Transcribe all of the material exactly. Any picture in it should be left out.

▶ SUPPLIED RECORDS
====

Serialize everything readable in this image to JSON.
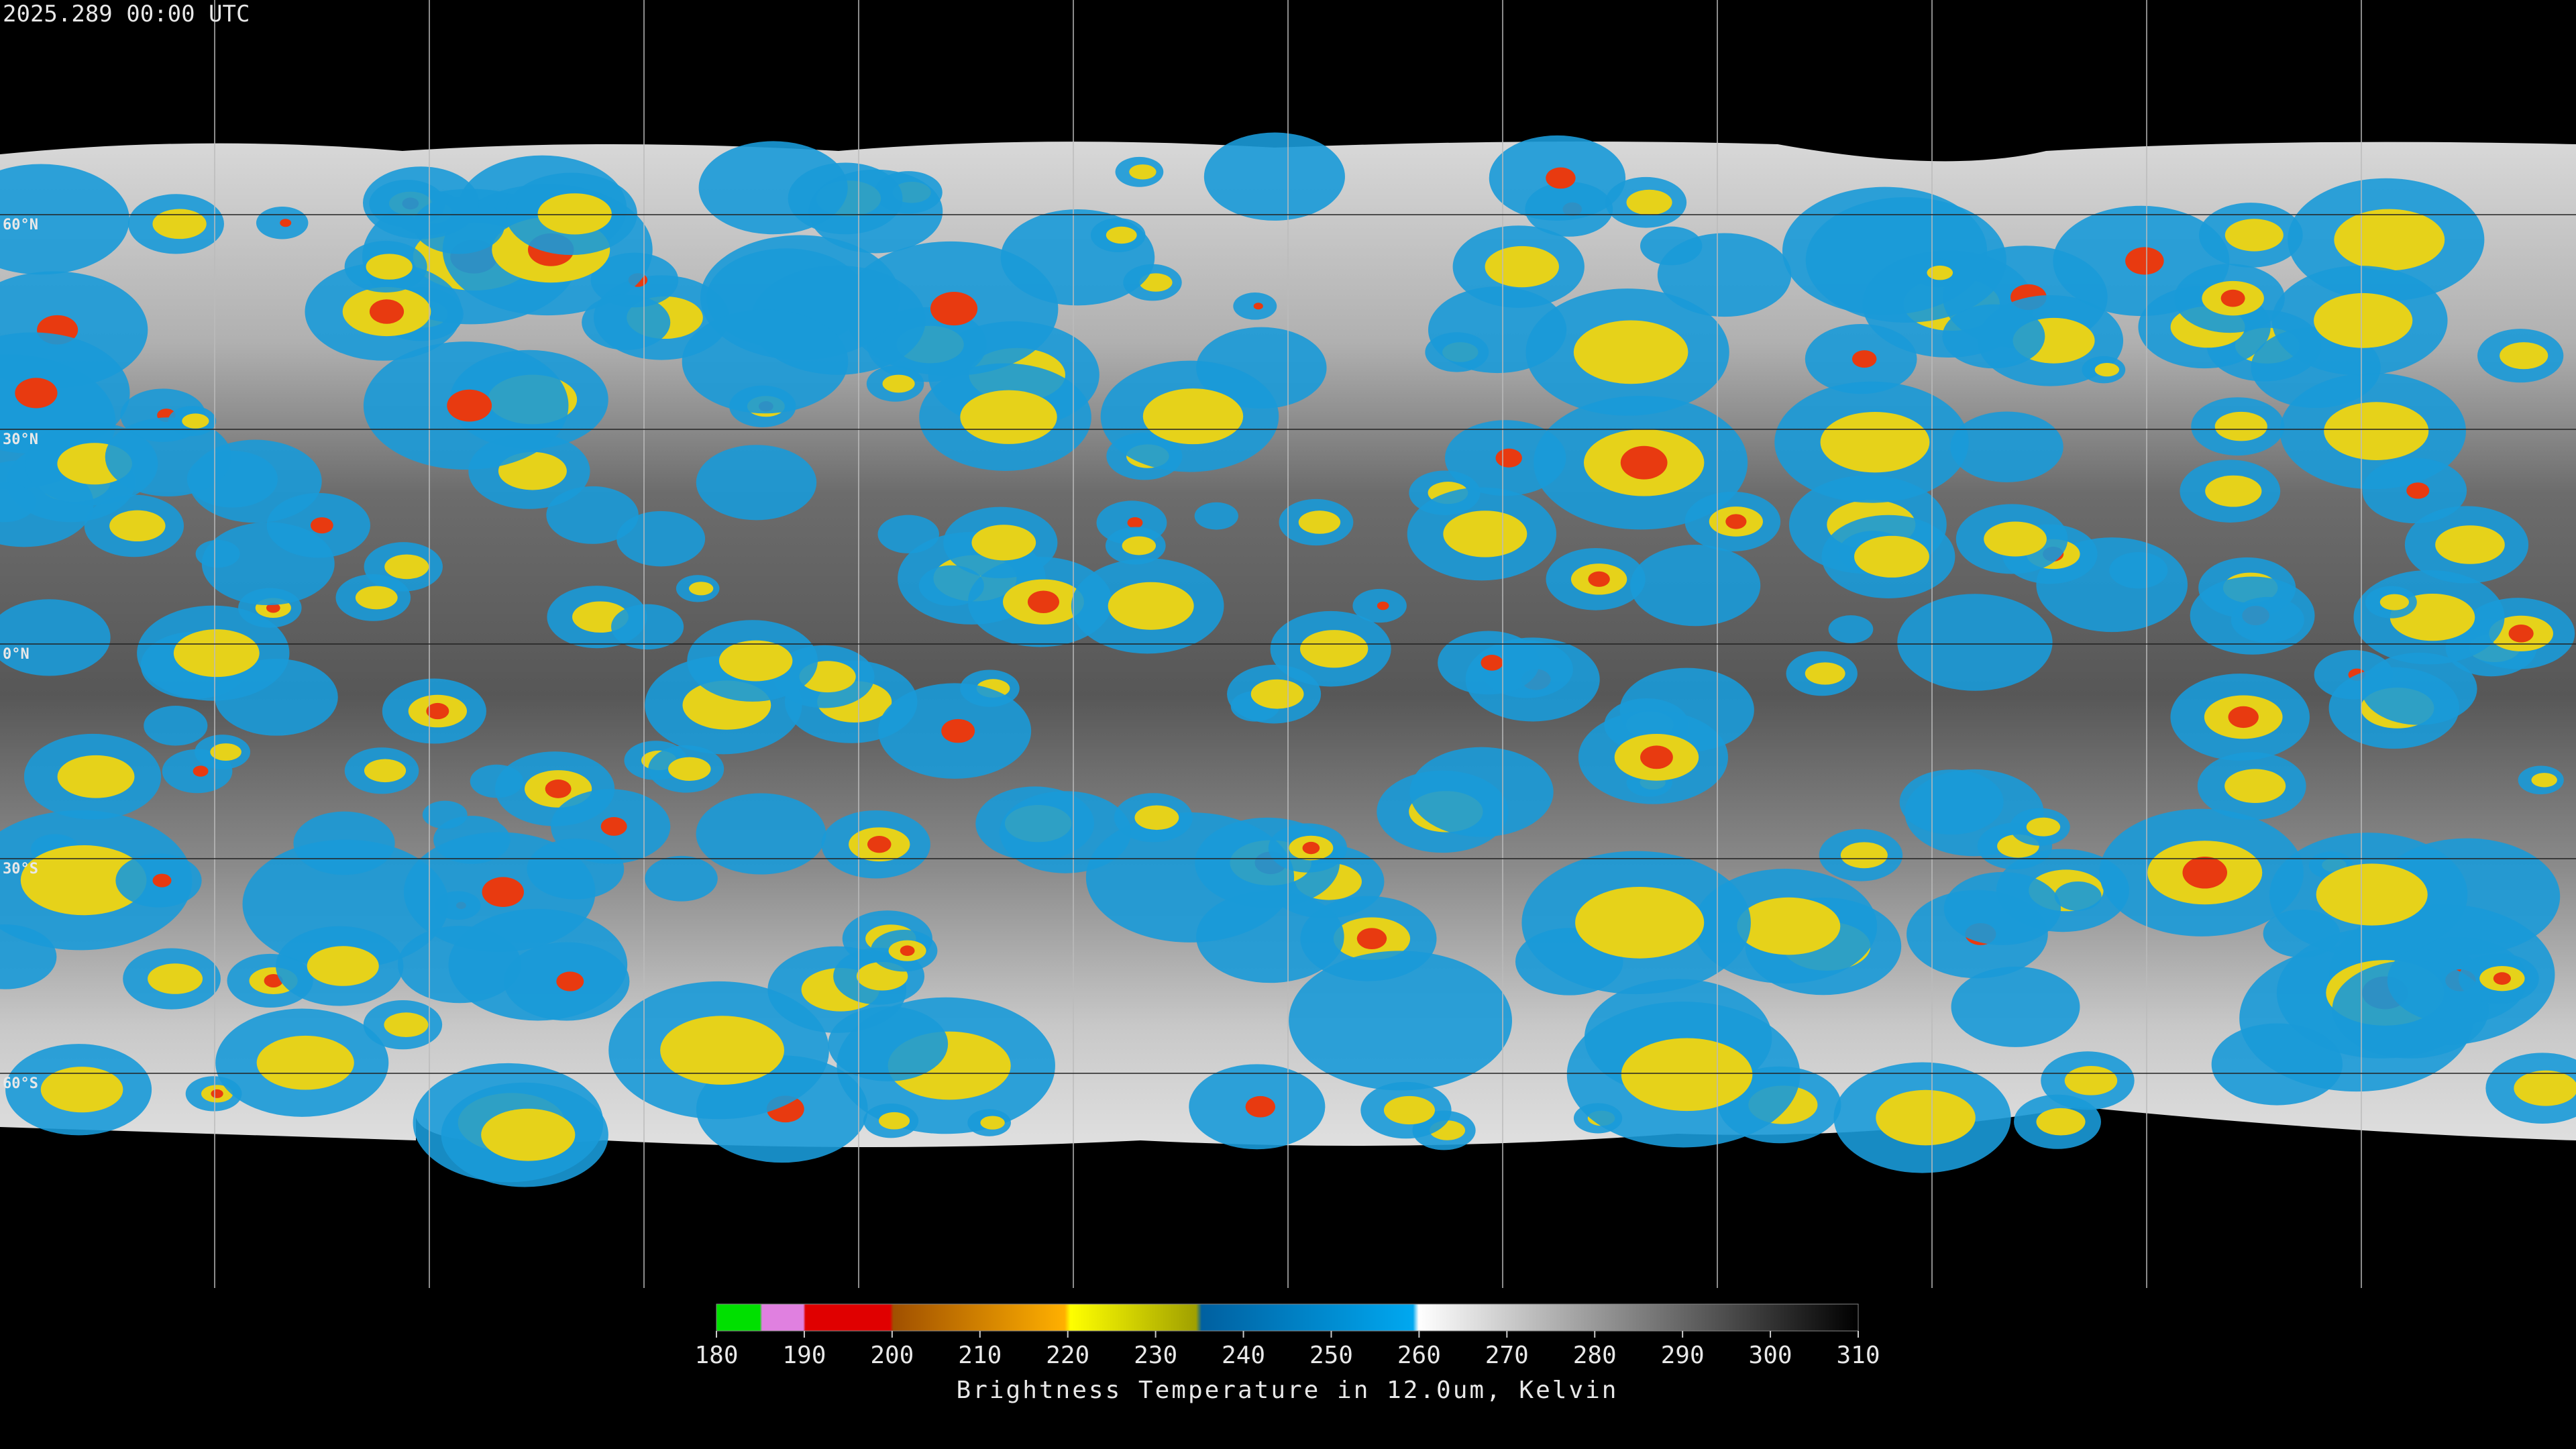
{
  "header": {
    "timestamp": "2025.289 00:00 UTC"
  },
  "map": {
    "lat_labels": [
      "60°N",
      "30°N",
      "0°N",
      "30°S",
      "60°S"
    ]
  },
  "colorbar": {
    "ticks": [
      "180",
      "190",
      "200",
      "210",
      "220",
      "230",
      "240",
      "250",
      "260",
      "270",
      "280",
      "290",
      "300",
      "310"
    ],
    "title": "Brightness Temperature in 12.0um, Kelvin"
  }
}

====

▶ IN RESPONSE
Serialize everything readable in this image to JSON.
{
  "header": {
    "timestamp": "2025.289 00:00 UTC"
  },
  "map": {
    "lat_labels": [
      "60°N",
      "30°N",
      "0°N",
      "30°S",
      "60°S"
    ]
  },
  "colorbar": {
    "ticks": [
      "180",
      "190",
      "200",
      "210",
      "220",
      "230",
      "240",
      "250",
      "260",
      "270",
      "280",
      "290",
      "300",
      "310"
    ],
    "title": "Brightness Temperature in 12.0um, Kelvin"
  }
}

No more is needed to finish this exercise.